*** Data shown ***

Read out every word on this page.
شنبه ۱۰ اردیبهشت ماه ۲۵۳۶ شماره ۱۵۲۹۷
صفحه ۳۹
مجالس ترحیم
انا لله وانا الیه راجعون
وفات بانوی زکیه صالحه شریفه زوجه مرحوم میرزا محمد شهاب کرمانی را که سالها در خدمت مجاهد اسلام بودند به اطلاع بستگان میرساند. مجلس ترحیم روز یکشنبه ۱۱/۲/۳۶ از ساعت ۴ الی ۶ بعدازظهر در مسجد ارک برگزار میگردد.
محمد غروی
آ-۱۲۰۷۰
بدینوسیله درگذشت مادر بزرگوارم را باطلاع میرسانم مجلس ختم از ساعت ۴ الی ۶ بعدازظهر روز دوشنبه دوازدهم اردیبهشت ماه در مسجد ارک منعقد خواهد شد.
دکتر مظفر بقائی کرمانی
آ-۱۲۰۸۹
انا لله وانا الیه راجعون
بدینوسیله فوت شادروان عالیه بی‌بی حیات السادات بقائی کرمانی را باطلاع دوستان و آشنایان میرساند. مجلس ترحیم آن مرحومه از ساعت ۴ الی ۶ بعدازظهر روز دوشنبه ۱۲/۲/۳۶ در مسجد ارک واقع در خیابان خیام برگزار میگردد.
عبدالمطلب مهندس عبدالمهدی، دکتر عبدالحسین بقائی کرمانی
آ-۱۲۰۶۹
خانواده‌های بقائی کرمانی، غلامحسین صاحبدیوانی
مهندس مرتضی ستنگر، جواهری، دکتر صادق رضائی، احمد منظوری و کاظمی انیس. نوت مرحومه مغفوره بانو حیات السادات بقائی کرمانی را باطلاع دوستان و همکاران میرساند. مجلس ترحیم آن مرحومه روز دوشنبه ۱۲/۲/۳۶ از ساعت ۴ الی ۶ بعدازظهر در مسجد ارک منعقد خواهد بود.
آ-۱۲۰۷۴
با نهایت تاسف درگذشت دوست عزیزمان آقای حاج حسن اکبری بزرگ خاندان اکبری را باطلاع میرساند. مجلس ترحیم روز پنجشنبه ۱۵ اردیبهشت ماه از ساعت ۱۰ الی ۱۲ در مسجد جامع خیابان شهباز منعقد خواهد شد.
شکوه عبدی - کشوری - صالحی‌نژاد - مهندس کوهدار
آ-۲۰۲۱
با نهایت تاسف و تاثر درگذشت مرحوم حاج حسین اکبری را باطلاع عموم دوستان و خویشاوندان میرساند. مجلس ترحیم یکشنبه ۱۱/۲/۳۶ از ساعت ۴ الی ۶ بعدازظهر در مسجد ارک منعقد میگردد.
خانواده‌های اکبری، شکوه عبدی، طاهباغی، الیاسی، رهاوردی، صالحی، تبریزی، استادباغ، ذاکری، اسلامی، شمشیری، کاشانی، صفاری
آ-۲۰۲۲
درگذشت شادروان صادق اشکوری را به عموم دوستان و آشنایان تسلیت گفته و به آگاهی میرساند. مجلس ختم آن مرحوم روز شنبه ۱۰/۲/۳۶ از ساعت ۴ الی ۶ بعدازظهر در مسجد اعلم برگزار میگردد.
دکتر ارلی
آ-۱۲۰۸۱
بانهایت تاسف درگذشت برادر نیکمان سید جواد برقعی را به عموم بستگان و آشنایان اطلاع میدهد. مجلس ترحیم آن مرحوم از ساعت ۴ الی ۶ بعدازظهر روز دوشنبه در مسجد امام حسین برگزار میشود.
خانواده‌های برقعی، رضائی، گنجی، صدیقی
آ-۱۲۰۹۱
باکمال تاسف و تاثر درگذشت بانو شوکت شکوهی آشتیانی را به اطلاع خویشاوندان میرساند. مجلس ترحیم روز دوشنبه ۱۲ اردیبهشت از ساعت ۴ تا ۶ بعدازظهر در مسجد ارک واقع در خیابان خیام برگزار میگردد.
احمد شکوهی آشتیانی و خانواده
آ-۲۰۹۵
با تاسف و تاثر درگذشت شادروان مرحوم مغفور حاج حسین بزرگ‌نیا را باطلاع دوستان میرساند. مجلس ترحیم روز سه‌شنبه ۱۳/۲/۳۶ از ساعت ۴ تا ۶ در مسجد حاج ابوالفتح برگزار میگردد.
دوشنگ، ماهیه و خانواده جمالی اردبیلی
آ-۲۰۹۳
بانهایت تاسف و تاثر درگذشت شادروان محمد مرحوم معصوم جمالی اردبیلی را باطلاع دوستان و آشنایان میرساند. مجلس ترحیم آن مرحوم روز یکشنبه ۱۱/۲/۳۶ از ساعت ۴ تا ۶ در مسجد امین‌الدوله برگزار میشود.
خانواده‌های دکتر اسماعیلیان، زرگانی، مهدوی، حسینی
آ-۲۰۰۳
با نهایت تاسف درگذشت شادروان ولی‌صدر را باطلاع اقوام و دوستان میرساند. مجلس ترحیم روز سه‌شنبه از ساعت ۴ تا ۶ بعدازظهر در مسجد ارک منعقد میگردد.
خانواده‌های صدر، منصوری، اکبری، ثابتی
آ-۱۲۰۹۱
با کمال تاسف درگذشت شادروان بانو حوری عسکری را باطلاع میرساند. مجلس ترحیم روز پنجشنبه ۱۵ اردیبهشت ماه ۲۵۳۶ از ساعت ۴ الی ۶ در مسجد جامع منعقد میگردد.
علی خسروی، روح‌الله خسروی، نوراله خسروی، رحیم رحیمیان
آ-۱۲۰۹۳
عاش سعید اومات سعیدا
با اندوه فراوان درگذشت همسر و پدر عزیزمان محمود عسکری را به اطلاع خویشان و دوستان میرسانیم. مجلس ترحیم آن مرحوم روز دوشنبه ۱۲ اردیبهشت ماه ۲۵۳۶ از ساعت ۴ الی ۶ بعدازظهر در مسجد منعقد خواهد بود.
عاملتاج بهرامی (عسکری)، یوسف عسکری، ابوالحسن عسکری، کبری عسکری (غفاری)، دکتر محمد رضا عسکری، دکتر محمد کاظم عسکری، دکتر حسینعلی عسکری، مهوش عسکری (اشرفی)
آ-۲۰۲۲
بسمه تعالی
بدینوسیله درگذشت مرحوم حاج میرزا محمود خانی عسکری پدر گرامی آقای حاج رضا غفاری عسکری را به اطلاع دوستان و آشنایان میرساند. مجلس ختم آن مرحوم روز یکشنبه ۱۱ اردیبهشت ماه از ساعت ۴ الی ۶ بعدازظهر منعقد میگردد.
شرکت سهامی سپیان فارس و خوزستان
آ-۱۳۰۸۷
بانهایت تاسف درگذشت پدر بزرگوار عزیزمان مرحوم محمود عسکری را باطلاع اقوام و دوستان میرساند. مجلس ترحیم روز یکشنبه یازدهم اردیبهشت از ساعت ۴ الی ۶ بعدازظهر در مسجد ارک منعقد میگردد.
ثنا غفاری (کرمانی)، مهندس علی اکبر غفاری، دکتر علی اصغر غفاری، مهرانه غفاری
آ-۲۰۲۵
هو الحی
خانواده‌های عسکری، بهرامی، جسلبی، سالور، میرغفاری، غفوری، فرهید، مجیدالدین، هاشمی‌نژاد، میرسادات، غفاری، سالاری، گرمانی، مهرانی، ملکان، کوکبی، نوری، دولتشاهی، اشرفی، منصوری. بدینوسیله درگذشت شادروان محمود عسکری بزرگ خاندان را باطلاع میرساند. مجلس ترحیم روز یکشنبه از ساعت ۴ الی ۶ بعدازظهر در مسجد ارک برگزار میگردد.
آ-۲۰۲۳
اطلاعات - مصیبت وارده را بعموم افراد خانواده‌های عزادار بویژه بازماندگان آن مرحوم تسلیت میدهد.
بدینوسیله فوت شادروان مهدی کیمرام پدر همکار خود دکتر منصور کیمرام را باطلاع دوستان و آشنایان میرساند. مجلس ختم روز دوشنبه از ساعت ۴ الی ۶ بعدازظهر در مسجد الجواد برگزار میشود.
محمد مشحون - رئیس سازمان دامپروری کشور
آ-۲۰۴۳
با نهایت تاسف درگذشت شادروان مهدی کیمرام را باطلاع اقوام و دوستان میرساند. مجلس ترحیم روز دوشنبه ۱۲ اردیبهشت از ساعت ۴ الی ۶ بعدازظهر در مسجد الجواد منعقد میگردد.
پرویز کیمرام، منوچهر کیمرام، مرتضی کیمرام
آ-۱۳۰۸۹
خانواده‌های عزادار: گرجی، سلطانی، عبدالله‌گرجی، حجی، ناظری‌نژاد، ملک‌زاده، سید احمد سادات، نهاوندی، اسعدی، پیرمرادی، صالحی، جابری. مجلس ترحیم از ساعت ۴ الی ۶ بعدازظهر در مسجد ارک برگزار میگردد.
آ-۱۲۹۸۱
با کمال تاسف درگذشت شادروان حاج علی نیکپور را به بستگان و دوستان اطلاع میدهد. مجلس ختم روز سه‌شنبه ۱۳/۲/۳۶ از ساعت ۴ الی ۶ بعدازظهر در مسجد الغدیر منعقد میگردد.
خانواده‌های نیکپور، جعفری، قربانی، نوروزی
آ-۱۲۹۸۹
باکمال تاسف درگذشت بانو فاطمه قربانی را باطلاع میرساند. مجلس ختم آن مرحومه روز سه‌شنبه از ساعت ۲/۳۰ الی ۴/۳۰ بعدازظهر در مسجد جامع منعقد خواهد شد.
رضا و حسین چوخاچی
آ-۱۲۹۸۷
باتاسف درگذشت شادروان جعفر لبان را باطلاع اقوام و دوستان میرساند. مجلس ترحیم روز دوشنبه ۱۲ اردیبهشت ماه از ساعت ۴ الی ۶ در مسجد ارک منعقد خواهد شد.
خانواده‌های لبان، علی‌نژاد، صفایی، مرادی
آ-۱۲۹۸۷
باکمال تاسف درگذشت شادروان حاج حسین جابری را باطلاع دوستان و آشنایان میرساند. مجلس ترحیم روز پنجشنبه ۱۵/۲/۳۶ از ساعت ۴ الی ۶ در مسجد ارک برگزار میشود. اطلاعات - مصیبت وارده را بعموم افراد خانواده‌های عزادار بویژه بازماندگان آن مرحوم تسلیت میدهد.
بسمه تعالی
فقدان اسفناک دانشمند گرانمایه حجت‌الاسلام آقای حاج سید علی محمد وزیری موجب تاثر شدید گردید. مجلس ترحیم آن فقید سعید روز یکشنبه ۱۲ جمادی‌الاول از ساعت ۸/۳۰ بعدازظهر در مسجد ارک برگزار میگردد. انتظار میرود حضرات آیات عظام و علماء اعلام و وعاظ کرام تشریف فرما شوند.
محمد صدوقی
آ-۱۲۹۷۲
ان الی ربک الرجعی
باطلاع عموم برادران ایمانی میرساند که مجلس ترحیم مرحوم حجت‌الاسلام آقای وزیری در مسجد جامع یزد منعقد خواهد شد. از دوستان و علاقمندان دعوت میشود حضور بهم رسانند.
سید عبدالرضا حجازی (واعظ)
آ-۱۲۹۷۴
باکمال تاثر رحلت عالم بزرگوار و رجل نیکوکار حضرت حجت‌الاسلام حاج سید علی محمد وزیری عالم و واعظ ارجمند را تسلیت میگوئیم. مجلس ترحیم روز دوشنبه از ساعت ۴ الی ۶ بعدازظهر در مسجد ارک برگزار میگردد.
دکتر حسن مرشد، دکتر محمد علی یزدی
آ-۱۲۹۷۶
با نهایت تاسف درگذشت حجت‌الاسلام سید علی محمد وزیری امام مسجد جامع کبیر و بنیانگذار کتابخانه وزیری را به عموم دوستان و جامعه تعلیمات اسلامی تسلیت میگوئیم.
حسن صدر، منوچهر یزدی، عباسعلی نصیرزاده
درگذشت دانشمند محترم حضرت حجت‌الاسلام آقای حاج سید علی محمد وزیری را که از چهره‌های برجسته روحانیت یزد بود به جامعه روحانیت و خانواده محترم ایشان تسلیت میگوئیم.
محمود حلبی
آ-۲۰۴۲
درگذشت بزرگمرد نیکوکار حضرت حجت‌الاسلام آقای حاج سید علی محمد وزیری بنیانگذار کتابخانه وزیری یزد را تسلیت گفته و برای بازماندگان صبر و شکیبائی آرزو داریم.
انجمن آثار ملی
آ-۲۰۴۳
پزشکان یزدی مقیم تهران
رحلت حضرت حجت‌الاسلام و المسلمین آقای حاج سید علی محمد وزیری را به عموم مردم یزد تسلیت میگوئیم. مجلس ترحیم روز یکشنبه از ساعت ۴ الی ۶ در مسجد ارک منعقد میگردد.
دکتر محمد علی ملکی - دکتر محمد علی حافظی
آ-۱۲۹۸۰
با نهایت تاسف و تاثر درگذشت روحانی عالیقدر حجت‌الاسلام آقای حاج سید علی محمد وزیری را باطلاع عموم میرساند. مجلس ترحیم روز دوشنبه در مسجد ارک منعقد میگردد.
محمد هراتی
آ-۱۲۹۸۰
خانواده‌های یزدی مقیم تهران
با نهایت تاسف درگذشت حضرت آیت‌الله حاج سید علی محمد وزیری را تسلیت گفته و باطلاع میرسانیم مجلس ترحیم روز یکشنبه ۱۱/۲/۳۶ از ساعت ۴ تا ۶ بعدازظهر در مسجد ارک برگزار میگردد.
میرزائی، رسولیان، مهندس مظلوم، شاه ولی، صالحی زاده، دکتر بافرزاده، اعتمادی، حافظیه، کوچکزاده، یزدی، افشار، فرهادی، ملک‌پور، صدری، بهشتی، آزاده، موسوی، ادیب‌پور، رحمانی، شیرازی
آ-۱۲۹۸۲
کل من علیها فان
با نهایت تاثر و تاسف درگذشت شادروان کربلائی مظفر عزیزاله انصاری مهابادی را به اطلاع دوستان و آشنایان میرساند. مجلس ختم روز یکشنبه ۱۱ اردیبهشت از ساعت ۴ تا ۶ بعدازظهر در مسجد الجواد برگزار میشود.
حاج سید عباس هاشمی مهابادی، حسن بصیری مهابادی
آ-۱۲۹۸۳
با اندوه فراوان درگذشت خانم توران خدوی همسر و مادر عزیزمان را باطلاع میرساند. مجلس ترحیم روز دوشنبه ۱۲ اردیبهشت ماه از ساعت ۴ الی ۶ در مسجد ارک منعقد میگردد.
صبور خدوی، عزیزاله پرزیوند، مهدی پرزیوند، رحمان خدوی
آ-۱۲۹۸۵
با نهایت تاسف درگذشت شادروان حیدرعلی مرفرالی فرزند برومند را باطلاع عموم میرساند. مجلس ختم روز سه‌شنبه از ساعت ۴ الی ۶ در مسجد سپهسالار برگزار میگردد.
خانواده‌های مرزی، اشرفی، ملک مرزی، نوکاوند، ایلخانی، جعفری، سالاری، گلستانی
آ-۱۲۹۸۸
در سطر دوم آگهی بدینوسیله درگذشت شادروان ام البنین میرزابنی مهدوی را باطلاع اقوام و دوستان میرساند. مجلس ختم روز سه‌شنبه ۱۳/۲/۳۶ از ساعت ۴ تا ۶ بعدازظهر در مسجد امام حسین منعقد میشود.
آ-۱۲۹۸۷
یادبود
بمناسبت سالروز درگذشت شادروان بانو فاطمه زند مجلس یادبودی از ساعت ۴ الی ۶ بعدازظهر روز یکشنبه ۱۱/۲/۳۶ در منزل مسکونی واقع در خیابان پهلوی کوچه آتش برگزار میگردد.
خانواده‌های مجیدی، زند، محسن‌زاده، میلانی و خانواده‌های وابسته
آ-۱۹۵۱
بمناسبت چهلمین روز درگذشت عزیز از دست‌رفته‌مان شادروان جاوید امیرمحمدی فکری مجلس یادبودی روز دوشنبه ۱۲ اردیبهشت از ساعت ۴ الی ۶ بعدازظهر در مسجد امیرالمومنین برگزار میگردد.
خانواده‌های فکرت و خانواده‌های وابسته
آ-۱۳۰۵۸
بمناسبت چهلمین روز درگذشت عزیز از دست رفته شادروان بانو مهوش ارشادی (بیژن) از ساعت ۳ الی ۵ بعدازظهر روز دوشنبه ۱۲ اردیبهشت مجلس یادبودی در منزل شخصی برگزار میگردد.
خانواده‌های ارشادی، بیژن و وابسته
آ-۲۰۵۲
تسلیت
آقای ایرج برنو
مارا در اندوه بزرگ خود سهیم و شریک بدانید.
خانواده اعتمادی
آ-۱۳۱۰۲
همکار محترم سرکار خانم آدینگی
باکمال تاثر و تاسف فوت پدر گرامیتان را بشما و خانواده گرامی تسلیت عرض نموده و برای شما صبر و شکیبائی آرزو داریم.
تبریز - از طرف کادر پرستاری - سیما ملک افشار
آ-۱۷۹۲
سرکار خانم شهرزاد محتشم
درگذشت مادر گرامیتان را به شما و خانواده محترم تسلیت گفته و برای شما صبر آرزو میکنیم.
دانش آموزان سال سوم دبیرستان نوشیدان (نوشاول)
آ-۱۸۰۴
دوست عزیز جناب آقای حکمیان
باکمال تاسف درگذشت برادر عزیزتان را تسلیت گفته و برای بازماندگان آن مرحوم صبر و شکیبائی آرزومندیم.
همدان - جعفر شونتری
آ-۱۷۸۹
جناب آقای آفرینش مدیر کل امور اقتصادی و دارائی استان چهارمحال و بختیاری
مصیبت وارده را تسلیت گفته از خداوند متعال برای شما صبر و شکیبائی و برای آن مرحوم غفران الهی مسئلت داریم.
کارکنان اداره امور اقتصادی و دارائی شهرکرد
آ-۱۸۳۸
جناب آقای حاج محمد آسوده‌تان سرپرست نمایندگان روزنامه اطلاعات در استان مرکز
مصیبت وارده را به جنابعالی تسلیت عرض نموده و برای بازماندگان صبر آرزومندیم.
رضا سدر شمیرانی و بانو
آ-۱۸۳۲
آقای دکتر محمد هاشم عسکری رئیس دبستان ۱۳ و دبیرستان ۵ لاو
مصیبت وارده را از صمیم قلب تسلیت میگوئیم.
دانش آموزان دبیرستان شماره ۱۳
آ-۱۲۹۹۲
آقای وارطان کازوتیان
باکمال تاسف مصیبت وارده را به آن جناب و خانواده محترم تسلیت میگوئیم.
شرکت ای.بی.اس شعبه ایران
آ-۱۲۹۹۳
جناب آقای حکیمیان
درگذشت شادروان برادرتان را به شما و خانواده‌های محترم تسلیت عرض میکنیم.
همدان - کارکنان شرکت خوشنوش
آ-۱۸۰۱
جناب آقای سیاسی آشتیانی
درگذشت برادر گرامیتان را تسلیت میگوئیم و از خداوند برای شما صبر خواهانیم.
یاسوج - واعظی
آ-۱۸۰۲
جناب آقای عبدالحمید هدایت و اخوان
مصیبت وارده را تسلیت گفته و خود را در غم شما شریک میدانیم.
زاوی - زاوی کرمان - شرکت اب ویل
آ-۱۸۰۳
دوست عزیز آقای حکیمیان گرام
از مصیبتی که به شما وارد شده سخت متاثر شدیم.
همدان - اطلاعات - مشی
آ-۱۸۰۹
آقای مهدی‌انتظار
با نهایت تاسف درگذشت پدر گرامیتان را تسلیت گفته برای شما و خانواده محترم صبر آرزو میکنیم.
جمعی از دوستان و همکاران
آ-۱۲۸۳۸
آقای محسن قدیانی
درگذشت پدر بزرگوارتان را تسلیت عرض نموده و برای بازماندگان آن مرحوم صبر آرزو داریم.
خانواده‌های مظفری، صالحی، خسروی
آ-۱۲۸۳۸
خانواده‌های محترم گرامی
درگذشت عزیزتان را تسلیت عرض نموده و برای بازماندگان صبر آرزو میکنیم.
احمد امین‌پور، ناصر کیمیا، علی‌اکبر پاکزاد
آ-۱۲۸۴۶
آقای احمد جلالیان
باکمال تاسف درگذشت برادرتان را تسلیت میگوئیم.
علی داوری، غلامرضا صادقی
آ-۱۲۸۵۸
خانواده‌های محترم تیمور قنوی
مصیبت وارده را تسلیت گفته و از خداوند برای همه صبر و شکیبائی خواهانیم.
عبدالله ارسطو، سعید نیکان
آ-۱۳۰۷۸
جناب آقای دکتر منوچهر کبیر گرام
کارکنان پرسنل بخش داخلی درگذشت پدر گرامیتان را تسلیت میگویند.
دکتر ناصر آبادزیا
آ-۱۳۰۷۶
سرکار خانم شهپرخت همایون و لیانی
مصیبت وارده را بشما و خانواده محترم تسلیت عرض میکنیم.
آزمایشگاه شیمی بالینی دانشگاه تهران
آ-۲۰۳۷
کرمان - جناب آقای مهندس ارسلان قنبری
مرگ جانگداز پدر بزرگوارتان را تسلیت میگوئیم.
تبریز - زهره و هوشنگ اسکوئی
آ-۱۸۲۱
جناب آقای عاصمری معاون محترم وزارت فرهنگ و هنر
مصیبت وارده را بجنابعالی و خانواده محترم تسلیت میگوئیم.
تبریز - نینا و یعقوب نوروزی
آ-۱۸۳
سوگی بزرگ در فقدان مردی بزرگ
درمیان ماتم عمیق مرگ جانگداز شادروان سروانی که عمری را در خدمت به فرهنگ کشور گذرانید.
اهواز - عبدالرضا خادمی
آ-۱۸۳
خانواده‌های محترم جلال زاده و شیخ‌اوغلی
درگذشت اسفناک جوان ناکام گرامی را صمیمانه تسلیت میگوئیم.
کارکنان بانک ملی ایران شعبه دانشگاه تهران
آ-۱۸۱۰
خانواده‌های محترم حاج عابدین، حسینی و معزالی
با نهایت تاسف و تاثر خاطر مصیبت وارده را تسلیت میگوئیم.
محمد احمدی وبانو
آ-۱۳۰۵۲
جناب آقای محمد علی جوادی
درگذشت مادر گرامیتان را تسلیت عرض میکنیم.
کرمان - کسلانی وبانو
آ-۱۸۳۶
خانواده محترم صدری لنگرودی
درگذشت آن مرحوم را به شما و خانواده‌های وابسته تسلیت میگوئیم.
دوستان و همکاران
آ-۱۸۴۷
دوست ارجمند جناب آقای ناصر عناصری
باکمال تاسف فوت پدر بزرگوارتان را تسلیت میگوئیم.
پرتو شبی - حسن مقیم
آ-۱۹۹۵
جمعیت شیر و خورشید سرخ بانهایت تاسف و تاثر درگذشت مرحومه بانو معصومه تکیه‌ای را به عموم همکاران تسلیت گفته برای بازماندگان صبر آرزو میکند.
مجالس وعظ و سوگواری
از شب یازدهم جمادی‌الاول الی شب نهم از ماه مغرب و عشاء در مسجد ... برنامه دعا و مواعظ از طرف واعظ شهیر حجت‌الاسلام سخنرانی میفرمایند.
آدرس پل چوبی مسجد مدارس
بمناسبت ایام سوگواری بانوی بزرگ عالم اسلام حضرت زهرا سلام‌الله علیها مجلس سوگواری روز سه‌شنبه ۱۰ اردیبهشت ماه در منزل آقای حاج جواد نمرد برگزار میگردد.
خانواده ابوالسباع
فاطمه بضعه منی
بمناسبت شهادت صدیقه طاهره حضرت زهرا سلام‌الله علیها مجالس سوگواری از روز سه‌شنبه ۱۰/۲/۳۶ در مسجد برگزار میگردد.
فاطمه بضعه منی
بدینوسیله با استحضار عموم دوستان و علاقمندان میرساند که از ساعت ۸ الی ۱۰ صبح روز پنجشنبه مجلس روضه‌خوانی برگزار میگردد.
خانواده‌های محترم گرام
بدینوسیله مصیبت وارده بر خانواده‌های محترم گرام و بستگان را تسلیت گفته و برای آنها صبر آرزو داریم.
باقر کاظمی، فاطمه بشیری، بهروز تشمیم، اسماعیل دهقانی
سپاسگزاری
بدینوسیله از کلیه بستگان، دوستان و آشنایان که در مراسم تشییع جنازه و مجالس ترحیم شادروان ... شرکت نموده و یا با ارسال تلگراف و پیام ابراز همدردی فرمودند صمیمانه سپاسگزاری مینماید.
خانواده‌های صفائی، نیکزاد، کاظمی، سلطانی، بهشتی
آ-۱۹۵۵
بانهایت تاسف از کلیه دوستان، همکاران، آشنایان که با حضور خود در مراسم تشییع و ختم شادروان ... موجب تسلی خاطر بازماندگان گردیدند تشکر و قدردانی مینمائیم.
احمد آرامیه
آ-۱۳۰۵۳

***

_Problem to solve:_
Report how many lines in the records above contain the word "عزیزاله", giving only the number.

_Written answer:_
2